▶ WHAT YOU ARE ASKED TO DO
Your task is to copy every line of the records below that contains "marker".

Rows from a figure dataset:
** START **

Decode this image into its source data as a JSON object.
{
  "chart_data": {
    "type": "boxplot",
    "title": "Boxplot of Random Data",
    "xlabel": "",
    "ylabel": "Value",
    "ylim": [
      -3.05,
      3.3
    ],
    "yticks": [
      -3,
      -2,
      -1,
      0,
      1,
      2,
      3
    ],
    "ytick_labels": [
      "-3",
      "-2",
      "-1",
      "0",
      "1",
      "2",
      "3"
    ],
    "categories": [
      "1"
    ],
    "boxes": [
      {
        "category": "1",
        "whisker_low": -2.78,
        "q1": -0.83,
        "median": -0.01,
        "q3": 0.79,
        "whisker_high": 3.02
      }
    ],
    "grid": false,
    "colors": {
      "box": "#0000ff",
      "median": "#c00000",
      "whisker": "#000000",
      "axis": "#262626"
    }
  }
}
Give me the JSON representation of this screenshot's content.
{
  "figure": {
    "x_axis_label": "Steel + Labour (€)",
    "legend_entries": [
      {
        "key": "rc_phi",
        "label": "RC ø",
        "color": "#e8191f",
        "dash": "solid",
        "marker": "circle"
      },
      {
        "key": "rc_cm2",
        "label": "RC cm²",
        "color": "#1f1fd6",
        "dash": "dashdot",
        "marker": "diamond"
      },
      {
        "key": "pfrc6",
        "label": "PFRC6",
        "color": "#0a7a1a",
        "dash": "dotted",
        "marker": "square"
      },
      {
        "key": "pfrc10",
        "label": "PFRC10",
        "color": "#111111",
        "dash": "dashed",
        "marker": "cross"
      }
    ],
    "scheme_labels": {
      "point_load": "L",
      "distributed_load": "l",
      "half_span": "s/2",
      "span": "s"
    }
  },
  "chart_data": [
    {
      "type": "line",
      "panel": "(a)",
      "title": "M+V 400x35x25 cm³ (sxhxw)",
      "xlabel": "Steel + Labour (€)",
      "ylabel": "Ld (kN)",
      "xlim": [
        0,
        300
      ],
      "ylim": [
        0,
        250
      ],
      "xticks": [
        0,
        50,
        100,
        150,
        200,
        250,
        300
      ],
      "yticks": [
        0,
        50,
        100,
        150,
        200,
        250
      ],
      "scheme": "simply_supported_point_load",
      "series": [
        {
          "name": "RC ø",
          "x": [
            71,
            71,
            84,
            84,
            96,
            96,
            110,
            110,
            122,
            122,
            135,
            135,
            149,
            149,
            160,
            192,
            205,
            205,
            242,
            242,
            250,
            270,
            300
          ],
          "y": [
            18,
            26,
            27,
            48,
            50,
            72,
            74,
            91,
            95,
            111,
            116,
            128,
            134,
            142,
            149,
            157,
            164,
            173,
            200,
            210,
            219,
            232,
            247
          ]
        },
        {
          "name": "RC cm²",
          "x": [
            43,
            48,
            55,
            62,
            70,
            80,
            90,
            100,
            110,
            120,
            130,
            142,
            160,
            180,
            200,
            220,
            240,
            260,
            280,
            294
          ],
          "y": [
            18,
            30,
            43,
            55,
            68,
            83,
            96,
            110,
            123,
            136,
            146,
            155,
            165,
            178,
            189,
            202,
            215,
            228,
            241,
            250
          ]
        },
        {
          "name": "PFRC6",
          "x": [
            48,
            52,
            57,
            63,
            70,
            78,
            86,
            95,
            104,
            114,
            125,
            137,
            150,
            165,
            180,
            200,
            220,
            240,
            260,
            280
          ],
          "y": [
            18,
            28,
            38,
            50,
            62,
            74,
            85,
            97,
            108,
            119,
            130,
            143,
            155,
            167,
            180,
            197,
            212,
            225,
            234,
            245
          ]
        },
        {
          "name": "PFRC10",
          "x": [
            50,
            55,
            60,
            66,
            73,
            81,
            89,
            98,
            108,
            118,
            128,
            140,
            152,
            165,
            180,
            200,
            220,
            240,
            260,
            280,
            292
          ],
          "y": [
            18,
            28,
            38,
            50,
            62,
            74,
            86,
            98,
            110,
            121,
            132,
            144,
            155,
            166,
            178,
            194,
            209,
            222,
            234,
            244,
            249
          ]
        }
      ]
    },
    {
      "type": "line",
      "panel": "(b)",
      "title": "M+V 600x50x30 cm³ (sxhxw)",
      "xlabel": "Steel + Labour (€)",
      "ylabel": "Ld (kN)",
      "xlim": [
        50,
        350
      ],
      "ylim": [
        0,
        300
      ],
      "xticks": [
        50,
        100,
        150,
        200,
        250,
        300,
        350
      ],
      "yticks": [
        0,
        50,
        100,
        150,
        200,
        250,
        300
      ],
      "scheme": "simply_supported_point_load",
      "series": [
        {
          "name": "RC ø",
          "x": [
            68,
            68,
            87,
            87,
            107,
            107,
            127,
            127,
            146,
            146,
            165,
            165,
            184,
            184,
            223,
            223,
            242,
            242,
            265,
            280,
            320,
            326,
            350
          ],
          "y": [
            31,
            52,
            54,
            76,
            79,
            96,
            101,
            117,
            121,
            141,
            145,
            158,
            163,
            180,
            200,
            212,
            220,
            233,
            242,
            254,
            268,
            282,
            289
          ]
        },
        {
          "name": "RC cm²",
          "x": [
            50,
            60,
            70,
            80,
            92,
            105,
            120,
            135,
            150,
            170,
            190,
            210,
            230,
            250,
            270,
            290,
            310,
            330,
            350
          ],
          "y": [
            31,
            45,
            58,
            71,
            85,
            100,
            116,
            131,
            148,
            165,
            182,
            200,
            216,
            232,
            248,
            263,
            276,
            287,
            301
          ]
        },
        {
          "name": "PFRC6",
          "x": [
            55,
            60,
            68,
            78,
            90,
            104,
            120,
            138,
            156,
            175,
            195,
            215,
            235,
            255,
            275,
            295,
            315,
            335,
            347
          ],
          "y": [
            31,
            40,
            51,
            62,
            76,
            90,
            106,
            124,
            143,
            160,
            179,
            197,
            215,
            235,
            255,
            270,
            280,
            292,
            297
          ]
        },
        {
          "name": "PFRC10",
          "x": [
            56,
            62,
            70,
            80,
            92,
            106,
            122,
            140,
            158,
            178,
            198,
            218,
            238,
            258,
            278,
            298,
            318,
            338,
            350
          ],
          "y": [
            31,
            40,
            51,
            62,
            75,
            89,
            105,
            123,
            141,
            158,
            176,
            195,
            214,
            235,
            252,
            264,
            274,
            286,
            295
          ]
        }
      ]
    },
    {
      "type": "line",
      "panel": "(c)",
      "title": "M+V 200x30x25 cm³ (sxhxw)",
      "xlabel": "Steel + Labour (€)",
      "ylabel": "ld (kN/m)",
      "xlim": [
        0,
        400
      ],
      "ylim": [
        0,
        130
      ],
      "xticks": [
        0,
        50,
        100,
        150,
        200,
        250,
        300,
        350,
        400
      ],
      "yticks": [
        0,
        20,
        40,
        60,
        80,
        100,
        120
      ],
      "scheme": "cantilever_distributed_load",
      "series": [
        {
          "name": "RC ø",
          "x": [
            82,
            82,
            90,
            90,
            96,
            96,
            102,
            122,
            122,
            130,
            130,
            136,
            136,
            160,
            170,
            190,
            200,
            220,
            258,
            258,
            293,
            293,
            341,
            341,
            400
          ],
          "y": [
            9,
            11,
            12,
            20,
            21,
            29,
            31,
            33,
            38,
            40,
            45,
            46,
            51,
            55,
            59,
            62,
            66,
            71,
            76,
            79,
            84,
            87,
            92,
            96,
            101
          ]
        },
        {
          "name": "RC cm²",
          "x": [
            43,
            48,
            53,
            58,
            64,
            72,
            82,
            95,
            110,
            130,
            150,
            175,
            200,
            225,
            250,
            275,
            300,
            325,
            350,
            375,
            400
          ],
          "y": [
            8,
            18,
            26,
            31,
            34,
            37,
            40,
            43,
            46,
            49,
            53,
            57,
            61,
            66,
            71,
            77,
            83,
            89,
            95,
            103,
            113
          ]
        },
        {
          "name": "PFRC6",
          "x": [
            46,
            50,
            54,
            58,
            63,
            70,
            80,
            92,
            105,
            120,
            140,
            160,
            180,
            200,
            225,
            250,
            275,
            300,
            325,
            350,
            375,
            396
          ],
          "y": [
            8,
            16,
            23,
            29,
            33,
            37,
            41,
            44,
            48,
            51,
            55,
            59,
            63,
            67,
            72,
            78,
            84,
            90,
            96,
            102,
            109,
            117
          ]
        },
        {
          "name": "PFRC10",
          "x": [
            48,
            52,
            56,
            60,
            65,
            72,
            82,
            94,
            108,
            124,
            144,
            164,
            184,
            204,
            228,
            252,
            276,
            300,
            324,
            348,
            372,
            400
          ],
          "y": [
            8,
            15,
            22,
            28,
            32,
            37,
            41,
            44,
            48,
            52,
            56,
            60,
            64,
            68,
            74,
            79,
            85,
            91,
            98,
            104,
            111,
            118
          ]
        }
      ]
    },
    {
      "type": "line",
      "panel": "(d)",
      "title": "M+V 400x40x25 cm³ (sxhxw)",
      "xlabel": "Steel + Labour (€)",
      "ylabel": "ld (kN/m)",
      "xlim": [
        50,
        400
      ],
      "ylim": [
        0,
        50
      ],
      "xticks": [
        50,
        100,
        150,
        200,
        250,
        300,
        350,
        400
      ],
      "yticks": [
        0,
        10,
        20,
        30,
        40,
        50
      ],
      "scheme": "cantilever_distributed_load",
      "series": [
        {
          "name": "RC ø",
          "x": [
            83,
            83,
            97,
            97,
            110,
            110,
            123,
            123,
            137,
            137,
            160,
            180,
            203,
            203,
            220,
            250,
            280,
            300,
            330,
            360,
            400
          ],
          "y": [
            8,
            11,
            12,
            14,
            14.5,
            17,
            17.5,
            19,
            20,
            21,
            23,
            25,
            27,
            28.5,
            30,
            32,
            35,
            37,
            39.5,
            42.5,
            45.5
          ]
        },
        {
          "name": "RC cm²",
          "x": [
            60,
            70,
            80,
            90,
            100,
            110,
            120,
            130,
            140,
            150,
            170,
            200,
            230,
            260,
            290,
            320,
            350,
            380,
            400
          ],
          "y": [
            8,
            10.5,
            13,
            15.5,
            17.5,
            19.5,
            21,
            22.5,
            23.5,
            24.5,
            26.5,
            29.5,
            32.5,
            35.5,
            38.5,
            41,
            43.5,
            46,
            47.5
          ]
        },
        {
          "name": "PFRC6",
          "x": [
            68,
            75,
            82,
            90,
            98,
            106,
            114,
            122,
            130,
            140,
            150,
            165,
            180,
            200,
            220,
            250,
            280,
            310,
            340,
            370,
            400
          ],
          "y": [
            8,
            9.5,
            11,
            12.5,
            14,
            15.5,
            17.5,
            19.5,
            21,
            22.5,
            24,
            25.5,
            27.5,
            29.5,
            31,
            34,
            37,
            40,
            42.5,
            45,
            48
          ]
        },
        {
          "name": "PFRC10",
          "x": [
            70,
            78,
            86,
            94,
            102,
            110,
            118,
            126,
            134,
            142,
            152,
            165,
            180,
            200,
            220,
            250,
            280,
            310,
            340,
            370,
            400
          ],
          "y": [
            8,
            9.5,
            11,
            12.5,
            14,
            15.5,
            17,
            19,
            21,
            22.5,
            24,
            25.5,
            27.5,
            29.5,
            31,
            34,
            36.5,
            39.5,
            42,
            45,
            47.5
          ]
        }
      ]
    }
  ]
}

** END **

▶ SOLUTION BELOW
        "marker": "circle"
        "marker": "diamond"
        "marker": "square"
        "marker": "cross"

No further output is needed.